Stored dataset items
▬▬▬

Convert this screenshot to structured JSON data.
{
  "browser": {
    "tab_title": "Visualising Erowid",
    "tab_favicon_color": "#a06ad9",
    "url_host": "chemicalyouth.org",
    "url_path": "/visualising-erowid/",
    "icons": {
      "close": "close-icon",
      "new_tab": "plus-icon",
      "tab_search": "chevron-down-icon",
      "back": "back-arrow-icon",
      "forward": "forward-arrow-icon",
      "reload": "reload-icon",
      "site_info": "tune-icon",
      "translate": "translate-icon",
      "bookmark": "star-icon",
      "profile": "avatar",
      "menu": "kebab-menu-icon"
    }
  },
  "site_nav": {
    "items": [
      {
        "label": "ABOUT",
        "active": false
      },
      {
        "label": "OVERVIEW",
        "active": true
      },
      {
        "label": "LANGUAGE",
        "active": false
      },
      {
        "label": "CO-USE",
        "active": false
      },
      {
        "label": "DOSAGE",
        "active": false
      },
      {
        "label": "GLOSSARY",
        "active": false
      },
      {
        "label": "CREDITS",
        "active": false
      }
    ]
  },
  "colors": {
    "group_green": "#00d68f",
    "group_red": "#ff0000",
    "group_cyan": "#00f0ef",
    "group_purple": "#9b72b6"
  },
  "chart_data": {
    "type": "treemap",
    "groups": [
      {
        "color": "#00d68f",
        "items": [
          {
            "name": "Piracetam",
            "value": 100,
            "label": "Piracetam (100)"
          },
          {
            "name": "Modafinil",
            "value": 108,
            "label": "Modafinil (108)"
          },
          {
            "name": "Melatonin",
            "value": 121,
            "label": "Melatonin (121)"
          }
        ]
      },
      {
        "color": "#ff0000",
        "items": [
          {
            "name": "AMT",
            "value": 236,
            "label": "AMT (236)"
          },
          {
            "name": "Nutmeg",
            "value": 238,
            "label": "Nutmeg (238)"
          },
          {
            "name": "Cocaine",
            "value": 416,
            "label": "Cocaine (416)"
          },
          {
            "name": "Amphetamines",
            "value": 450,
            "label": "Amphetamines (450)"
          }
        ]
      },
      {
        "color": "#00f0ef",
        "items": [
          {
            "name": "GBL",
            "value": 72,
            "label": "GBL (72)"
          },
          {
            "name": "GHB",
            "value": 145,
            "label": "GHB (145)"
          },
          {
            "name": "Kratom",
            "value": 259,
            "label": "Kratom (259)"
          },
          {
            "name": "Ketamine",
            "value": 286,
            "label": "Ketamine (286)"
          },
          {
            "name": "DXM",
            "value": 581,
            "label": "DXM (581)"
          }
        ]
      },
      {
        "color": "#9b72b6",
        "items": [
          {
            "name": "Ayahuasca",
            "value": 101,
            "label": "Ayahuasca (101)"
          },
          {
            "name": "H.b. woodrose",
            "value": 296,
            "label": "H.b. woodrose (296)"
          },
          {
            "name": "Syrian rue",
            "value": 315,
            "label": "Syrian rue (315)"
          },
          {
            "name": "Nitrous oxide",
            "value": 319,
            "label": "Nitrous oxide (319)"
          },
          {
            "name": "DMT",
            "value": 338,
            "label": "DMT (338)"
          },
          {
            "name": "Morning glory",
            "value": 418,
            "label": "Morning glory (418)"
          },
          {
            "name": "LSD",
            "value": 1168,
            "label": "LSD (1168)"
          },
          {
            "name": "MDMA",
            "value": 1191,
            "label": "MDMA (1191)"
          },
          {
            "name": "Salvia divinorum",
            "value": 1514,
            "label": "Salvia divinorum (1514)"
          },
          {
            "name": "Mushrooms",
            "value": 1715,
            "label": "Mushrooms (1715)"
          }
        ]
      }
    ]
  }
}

▬▬▬

* **What needs to be done**
For this exercise, gather every line of the data that contains the word "Nitrous".

* **Task solution**
            "name": "Nitrous oxide",
            "label": "Nitrous oxide (319)"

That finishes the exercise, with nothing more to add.